WORK TO BE COMPLETED:
Pick out each line below containing "online".

SUPPLIED MATERIAL:
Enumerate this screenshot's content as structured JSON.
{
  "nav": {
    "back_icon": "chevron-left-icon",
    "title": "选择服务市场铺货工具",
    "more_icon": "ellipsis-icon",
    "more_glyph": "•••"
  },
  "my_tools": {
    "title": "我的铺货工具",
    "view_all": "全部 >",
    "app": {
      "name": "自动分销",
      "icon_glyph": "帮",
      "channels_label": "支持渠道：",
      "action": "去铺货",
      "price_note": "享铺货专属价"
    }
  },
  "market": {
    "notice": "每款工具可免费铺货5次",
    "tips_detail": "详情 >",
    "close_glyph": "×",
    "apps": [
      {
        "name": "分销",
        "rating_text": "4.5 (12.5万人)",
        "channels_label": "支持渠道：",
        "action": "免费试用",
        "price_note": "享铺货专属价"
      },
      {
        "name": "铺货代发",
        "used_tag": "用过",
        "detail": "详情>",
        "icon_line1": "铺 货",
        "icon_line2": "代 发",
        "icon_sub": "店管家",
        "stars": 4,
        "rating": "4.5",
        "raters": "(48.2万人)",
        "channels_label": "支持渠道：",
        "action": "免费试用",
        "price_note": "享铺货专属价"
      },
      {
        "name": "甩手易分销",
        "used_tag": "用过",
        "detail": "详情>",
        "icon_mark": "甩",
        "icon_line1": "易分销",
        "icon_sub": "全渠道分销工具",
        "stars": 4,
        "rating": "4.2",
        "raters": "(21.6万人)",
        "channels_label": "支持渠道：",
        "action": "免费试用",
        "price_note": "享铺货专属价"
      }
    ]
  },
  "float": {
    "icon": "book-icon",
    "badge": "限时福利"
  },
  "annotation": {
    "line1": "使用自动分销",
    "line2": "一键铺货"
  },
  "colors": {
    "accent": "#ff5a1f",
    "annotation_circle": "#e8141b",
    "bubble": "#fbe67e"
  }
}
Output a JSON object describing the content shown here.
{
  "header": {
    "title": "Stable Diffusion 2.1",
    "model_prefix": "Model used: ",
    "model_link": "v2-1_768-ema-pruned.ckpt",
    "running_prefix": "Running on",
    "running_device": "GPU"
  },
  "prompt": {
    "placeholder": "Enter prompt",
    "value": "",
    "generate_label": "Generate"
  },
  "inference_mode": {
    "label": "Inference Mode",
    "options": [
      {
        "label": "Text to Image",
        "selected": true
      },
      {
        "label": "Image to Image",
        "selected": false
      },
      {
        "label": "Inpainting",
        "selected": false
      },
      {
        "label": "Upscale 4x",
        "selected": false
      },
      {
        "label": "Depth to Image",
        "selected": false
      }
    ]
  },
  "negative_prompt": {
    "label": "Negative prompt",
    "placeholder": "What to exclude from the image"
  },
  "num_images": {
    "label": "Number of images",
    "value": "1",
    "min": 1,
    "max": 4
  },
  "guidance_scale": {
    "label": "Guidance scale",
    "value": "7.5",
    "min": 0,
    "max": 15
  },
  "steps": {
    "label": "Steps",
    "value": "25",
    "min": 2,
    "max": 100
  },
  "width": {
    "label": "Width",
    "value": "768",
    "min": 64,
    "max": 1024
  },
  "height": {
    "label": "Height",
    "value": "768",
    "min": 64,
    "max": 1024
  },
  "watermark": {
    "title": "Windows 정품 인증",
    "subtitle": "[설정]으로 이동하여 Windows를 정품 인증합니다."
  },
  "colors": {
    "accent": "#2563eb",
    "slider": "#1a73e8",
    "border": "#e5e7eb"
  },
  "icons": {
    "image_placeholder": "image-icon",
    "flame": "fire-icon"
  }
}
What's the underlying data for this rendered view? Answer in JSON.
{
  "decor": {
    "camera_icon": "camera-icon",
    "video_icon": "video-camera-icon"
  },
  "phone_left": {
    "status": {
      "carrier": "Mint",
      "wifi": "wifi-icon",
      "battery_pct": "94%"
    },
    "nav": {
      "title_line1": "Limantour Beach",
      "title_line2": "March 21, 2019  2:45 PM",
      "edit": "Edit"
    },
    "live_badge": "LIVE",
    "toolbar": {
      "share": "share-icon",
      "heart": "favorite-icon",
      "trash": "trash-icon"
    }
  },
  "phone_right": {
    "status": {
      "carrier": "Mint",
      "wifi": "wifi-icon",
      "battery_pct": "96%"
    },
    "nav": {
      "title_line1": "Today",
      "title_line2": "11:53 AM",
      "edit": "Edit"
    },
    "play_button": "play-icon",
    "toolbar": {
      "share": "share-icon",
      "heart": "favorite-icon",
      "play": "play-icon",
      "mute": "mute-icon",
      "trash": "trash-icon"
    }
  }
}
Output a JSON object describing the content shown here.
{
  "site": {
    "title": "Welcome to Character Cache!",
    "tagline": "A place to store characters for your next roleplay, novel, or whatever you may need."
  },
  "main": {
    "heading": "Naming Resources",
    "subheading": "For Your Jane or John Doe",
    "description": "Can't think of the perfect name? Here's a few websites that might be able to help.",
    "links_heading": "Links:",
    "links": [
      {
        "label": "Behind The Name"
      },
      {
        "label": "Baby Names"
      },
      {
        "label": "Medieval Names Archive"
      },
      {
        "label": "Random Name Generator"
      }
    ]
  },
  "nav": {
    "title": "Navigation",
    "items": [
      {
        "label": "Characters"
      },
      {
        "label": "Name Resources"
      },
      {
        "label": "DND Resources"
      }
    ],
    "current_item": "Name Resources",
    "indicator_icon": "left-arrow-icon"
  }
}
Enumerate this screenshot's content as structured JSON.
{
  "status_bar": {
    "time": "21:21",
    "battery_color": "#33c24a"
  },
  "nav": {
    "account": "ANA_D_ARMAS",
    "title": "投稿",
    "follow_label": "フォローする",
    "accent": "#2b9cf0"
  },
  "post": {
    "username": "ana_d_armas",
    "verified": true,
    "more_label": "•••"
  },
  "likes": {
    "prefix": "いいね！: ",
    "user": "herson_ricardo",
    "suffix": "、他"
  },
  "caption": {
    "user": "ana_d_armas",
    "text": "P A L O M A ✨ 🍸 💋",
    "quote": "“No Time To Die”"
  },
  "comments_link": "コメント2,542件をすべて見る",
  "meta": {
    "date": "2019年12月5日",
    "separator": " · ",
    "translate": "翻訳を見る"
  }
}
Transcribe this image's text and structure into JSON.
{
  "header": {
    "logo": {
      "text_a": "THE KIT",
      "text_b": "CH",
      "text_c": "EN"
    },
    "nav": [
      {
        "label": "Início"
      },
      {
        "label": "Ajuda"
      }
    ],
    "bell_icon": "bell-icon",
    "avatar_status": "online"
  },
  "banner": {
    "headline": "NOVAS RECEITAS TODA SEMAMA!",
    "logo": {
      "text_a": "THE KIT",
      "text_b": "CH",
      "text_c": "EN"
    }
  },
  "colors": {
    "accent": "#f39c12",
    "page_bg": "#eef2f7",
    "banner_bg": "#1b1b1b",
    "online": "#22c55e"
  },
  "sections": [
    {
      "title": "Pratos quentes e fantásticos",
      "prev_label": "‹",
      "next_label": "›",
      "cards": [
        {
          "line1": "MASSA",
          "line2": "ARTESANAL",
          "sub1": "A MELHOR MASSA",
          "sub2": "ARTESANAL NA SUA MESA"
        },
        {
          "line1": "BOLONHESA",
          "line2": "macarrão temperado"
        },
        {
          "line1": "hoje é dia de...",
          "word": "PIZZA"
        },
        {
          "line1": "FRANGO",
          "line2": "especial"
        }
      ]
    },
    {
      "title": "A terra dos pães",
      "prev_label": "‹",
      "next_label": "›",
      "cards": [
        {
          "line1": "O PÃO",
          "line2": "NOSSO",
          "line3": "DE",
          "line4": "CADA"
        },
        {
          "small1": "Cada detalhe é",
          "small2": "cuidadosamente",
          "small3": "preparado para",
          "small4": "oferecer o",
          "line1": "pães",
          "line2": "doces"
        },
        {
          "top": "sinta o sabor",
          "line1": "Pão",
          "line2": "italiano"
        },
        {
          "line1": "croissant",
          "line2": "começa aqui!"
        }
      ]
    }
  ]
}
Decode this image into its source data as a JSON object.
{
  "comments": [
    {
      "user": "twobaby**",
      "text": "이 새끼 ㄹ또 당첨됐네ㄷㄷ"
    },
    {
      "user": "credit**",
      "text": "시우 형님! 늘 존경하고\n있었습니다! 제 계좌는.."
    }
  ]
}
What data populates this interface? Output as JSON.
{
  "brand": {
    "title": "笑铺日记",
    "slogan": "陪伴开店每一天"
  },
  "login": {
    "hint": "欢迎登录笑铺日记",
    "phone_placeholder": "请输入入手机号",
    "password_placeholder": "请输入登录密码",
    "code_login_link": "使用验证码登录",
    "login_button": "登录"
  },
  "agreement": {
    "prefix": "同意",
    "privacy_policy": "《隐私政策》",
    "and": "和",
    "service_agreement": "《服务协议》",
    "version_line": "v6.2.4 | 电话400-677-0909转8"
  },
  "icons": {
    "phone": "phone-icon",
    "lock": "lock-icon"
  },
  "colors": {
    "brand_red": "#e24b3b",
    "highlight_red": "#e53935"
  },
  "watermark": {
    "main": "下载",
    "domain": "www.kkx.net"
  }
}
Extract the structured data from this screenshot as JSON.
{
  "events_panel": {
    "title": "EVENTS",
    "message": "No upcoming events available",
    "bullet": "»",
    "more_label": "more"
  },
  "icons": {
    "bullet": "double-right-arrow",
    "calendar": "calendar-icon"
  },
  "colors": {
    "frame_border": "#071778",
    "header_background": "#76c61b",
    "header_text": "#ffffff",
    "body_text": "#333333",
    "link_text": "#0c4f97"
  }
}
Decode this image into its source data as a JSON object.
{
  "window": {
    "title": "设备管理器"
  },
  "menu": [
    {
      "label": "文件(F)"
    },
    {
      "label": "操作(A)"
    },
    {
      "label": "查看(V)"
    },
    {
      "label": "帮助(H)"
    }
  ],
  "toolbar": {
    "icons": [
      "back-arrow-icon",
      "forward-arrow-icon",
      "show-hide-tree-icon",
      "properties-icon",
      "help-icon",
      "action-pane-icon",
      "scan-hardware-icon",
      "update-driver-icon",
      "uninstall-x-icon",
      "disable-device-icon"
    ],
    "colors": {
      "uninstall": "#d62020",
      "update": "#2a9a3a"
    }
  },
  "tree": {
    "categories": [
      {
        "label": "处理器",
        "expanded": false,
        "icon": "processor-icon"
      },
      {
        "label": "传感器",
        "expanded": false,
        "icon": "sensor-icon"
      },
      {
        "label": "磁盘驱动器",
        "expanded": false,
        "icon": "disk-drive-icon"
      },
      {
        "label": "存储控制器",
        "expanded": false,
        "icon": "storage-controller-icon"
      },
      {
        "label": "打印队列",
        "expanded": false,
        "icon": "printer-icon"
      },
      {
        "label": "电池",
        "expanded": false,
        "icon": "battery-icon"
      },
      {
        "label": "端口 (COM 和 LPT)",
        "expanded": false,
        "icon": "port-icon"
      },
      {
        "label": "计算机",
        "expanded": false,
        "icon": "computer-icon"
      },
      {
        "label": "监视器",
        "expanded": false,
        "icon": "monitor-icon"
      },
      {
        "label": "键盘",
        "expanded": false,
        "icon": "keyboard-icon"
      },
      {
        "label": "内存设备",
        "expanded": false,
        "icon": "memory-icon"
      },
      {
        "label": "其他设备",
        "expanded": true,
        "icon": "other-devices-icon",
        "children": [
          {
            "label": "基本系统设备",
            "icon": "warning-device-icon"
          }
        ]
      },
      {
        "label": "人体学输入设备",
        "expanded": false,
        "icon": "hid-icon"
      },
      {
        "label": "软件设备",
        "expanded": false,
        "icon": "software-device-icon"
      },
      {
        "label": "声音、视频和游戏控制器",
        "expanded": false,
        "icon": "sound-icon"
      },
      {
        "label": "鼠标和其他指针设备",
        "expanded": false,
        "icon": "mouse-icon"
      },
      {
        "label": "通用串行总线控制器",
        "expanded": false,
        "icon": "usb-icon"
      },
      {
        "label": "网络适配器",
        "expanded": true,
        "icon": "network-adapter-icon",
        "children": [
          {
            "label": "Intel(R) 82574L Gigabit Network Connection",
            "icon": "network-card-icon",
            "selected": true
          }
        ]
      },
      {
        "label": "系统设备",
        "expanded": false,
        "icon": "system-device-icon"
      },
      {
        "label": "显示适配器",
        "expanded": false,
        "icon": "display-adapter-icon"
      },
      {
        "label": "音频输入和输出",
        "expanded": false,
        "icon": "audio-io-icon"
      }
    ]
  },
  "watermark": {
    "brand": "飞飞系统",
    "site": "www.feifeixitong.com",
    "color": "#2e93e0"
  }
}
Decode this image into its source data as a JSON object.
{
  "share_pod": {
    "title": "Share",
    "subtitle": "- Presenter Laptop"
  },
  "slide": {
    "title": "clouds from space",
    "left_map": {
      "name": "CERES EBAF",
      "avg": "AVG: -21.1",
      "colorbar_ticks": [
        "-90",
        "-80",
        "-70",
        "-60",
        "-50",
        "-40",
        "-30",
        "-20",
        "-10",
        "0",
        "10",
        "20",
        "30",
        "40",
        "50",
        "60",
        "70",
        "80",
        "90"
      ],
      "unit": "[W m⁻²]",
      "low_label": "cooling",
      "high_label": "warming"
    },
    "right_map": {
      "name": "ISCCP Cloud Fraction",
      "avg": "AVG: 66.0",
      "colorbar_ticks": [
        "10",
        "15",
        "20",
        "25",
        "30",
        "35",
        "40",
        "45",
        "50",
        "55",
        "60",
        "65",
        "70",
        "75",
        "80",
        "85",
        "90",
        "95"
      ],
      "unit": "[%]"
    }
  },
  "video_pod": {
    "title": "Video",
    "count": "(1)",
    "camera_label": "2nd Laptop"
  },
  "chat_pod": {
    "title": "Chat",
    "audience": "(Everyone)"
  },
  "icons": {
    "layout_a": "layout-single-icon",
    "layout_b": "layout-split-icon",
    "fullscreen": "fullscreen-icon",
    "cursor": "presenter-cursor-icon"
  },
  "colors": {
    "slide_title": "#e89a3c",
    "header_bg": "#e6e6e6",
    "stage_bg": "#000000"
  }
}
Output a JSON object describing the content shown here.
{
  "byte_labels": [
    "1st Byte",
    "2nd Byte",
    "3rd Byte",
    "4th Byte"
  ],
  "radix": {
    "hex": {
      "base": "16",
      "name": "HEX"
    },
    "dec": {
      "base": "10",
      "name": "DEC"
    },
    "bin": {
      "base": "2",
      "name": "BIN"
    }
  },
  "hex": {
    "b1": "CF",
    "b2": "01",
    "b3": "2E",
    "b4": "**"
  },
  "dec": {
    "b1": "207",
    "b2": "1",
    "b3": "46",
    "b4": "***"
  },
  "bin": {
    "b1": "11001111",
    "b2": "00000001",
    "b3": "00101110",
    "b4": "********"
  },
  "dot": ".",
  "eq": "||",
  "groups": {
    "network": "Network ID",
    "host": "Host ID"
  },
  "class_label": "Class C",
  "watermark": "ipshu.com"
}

THE RESULT:
    "avatar_status": "online"
    "online": "#22c55e"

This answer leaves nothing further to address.